_Exercise directions_
Tally the lines that contain the string "when" and give the number by itself.

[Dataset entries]

--------

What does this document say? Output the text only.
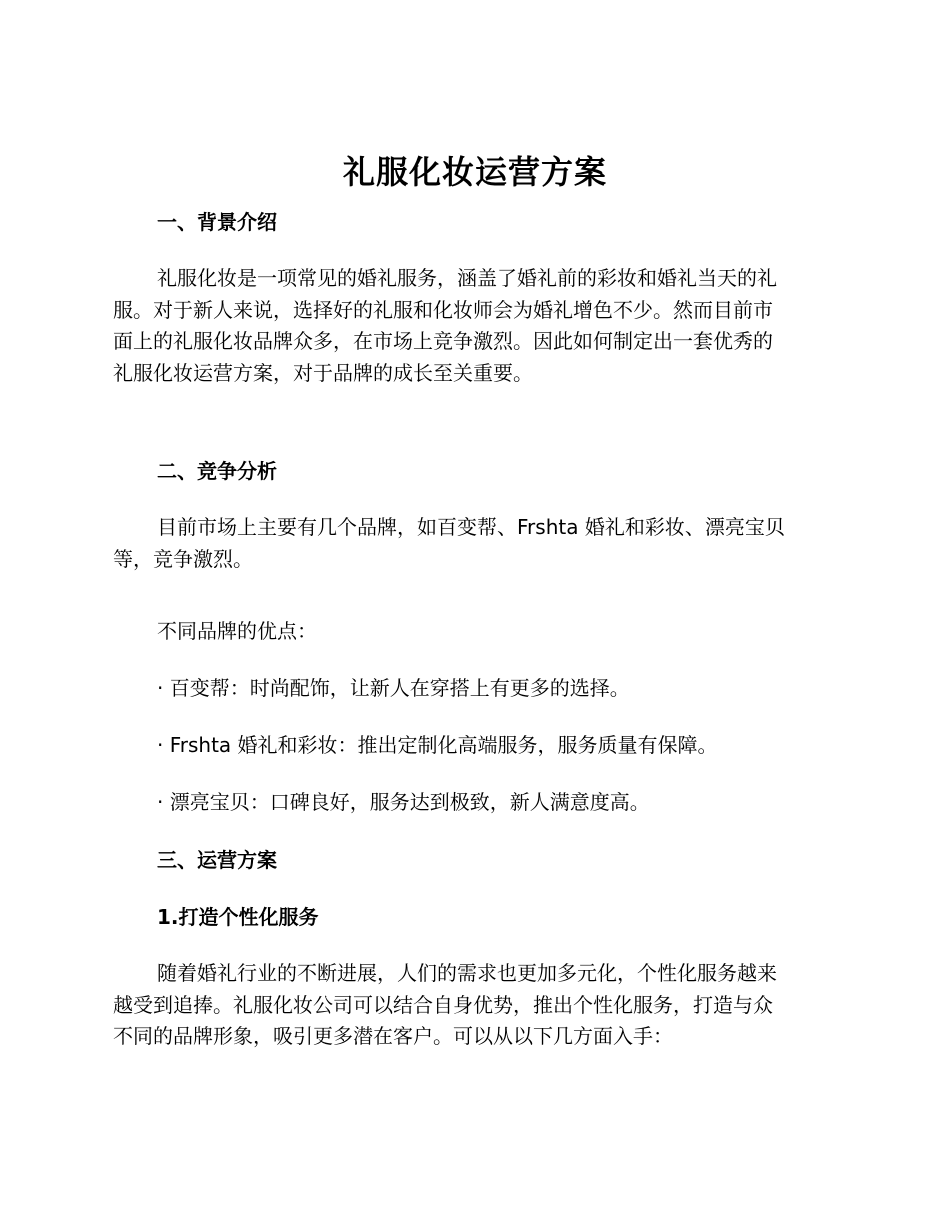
礼服化妆运营方案
一、背景介绍
礼服化妆是一项常见的婚礼服务，涵盖了婚礼前的彩妆和婚礼当天的礼
服。对于新人来说，选择好的礼服和化妆师会为婚礼增色不少。然而目前市
面上的礼服化妆品牌众多，在市场上竞争激烈。因此如何制定出一套优秀的
礼服化妆运营方案，对于品牌的成长至关重要。
二、竞争分析
目前市场上主要有几个品牌，如百变帮、Frshta 婚礼和彩妆、漂亮宝贝
等，竞争激烈。
不同品牌的优点：
· 百变帮：时尚配饰，让新人在穿搭上有更多的选择。
· Frshta 婚礼和彩妆：推出定制化高端服务，服务质量有保障。
· 漂亮宝贝：口碑良好，服务达到极致，新人满意度高。
三、运营方案
1.打造个性化服务
随着婚礼行业的不断进展，人们的需求也更加多元化，个性化服务越来
越受到追捧。礼服化妆公司可以结合自身优势，推出个性化服务，打造与众
不同的品牌形象，吸引更多潜在客户。可以从以下几方面入手：
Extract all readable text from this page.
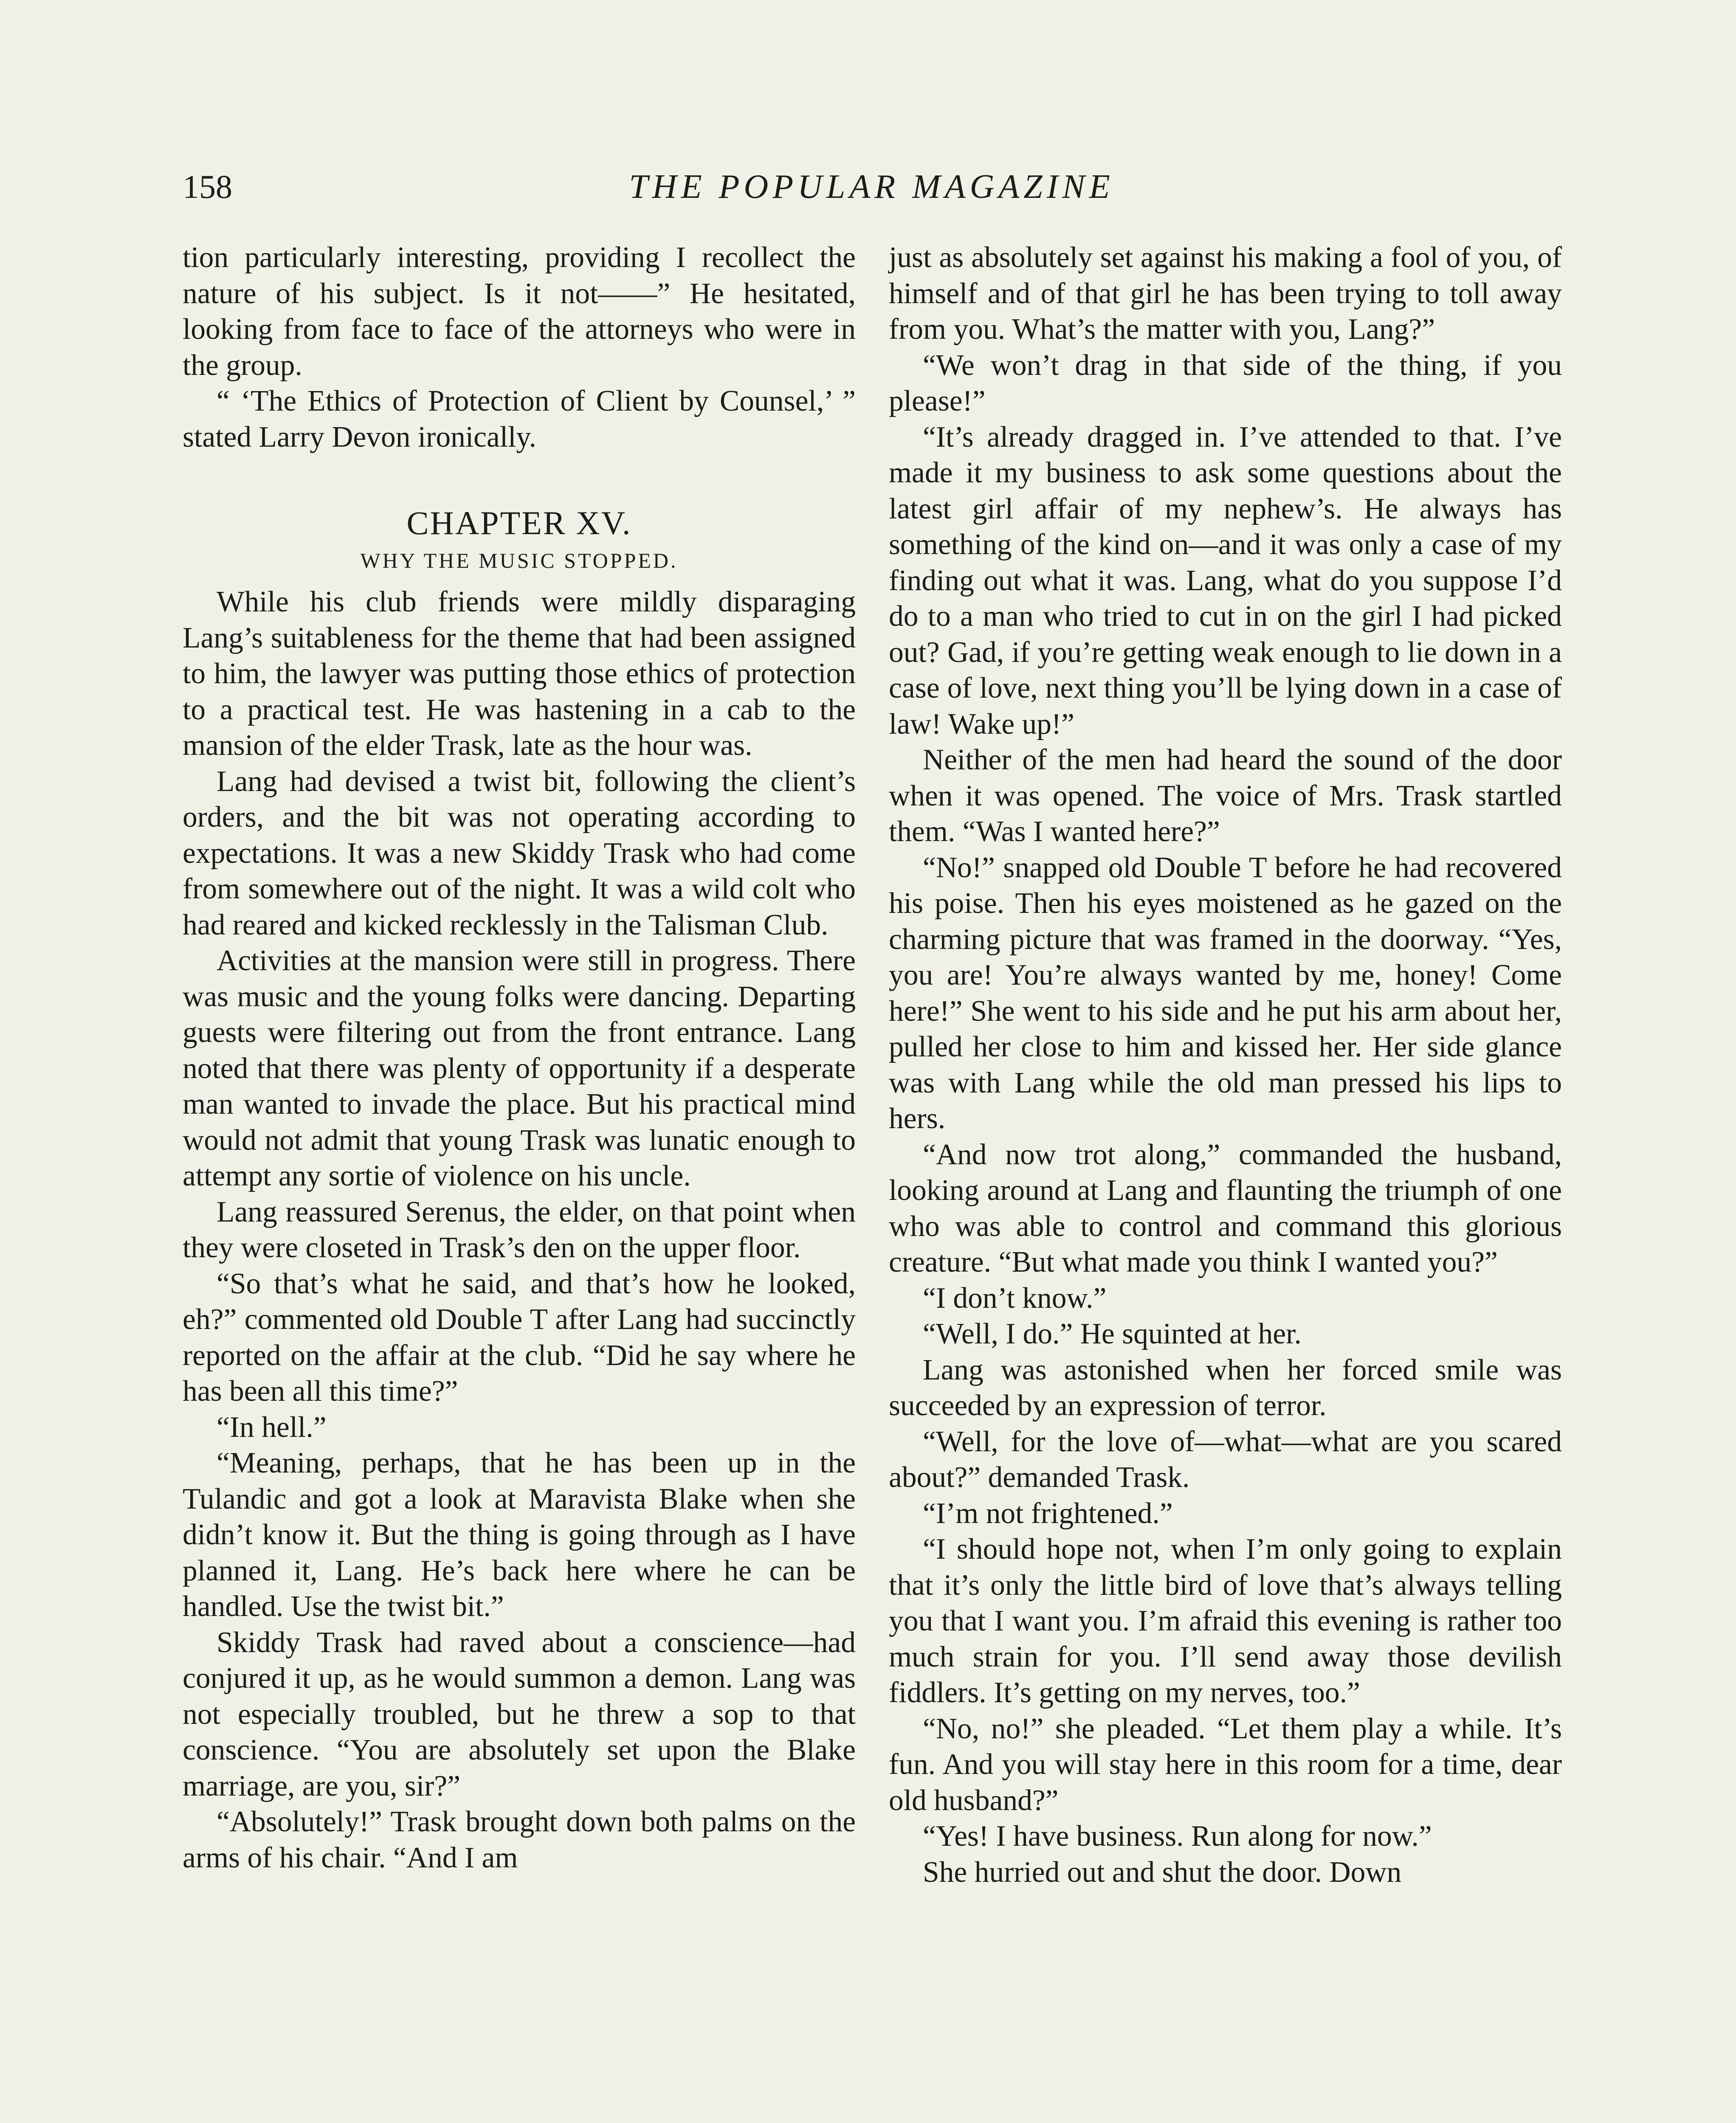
158	THE POPULAR MAGAZINE

tion particularly interesting, providing I recollect the nature of his subject. Is it not——” He hesitated, looking from face to face of the attorneys who were in the group.

“ ‘The Ethics of Protection of Client by Counsel,’ ” stated Larry Devon ironically.

CHAPTER XV.
WHY THE MUSIC STOPPED.

While his club friends were mildly disparaging Lang’s suitableness for the theme that had been assigned to him, the lawyer was putting those ethics of protection to a practical test. He was hastening in a cab to the mansion of the elder Trask, late as the hour was.

Lang had devised a twist bit, following the client’s orders, and the bit was not operating according to expectations. It was a new Skiddy Trask who had come from somewhere out of the night. It was a wild colt who had reared and kicked recklessly in the Talisman Club.

Activities at the mansion were still in progress. There was music and the young folks were dancing. Departing guests were filtering out from the front entrance. Lang noted that there was plenty of opportunity if a desperate man wanted to invade the place. But his practical mind would not admit that young Trask was lunatic enough to attempt any sortie of violence on his uncle.

Lang reassured Serenus, the elder, on that point when they were closeted in Trask’s den on the upper floor.

“So that’s what he said, and that’s how he looked, eh?” commented old Double T after Lang had succinctly reported on the affair at the club. “Did he say where he has been all this time?”

“In hell.”

“Meaning, perhaps, that he has been up in the Tulandic and got a look at Maravista Blake when she didn’t know it. But the thing is going through as I have planned it, Lang. He’s back here where he can be handled. Use the twist bit.”

Skiddy Trask had raved about a conscience—had conjured it up, as he would summon a demon. Lang was not especially troubled, but he threw a sop to that conscience. “You are absolutely set upon the Blake marriage, are you, sir?”

“Absolutely!” Trask brought down both palms on the arms of his chair. “And I am

just as absolutely set against his making a fool of you, of himself and of that girl he has been trying to toll away from you. What’s the matter with you, Lang?”

“We won’t drag in that side of the thing, if you please!”

“It’s already dragged in. I’ve attended to that. I’ve made it my business to ask some questions about the latest girl affair of my nephew’s. He always has something of the kind on—and it was only a case of my finding out what it was. Lang, what do you suppose I’d do to a man who tried to cut in on the girl I had picked out? Gad, if you’re getting weak enough to lie down in a case of love, next thing you’ll be lying down in a case of law! Wake up!”

Neither of the men had heard the sound of the door when it was opened. The voice of Mrs. Trask startled them. “Was I wanted here?”

“No!” snapped old Double T before he had recovered his poise. Then his eyes moistened as he gazed on the charming picture that was framed in the doorway. “Yes, you are! You’re always wanted by me, honey! Come here!” She went to his side and he put his arm about her, pulled her close to him and kissed her. Her side glance was with Lang while the old man pressed his lips to hers.

“And now trot along,” commanded the husband, looking around at Lang and flaunting the triumph of one who was able to control and command this glorious creature. “But what made you think I wanted you?”

“I don’t know.”

“Well, I do.” He squinted at her.

Lang was astonished when her forced smile was succeeded by an expression of terror.

“Well, for the love of—what—what are you scared about?” demanded Trask.

“I’m not frightened.”

“I should hope not, when I’m only going to explain that it’s only the little bird of love that’s always telling you that I want you. I’m afraid this evening is rather too much strain for you. I’ll send away those devilish fiddlers. It’s getting on my nerves, too.”

“No, no!” she pleaded. “Let them play a while. It’s fun. And you will stay here in this room for a time, dear old husband?”

“Yes! I have business. Run along for now.”

She hurried out and shut the door. Down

--------

_Task output_
5